**SUPPLIED DATA**
-*-

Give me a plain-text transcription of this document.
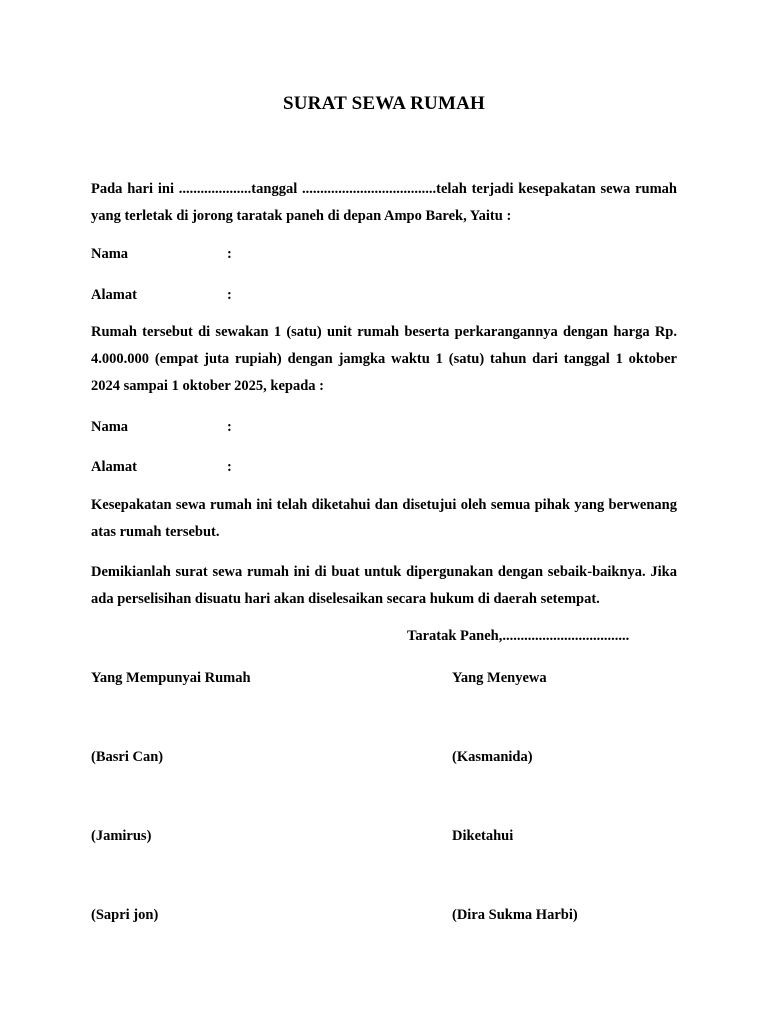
SURAT SEWA RUMAH
Pada hari ini ....................tanggal .....................................telah terjadi kesepakatan sewa rumah yang terletak di jorong taratak paneh di depan Ampo Barek, Yaitu :
Nama	:
Alamat	:
Rumah tersebut di sewakan 1 (satu) unit rumah beserta perkarangannya dengan harga Rp. 4.000.000 (empat juta rupiah) dengan jamgka waktu 1 (satu) tahun dari tanggal 1 oktober 2024 sampai 1 oktober 2025, kepada :
Nama	:
Alamat	:
Kesepakatan sewa rumah ini telah diketahui dan disetujui oleh semua pihak yang berwenang atas rumah tersebut.
Demikianlah surat sewa rumah ini di buat untuk dipergunakan dengan sebaik-baiknya. Jika ada perselisihan disuatu hari akan diselesaikan secara hukum di daerah setempat.
Taratak Paneh,...................................
Yang Mempunyai Rumah	Yang Menyewa
(Basri Can)	(Kasmanida)
(Jamirus)	Diketahui
(Sapri jon)	(Dira Sukma Harbi)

-*-

Return the entries unchanged, save for the pictures, which do not belong in the copy.

**WRITTEN RESPONSE**
Give me a plain-text transcription of this document.
SURAT SEWA RUMAH
Pada hari ini ....................tanggal .....................................telah terjadi kesepakatan sewa rumah yang terletak di jorong taratak paneh di depan Ampo Barek, Yaitu :
Nama	:
Alamat	:
Rumah tersebut di sewakan 1 (satu) unit rumah beserta perkarangannya dengan harga Rp. 4.000.000 (empat juta rupiah) dengan jamgka waktu 1 (satu) tahun dari tanggal 1 oktober 2024 sampai 1 oktober 2025, kepada :
Nama	:
Alamat	:
Kesepakatan sewa rumah ini telah diketahui dan disetujui oleh semua pihak yang berwenang atas rumah tersebut.
Demikianlah surat sewa rumah ini di buat untuk dipergunakan dengan sebaik-baiknya. Jika ada perselisihan disuatu hari akan diselesaikan secara hukum di daerah setempat.
Taratak Paneh,...................................
Yang Mempunyai Rumah	Yang Menyewa
(Basri Can)	(Kasmanida)
(Jamirus)	Diketahui
(Sapri jon)	(Dira Sukma Harbi)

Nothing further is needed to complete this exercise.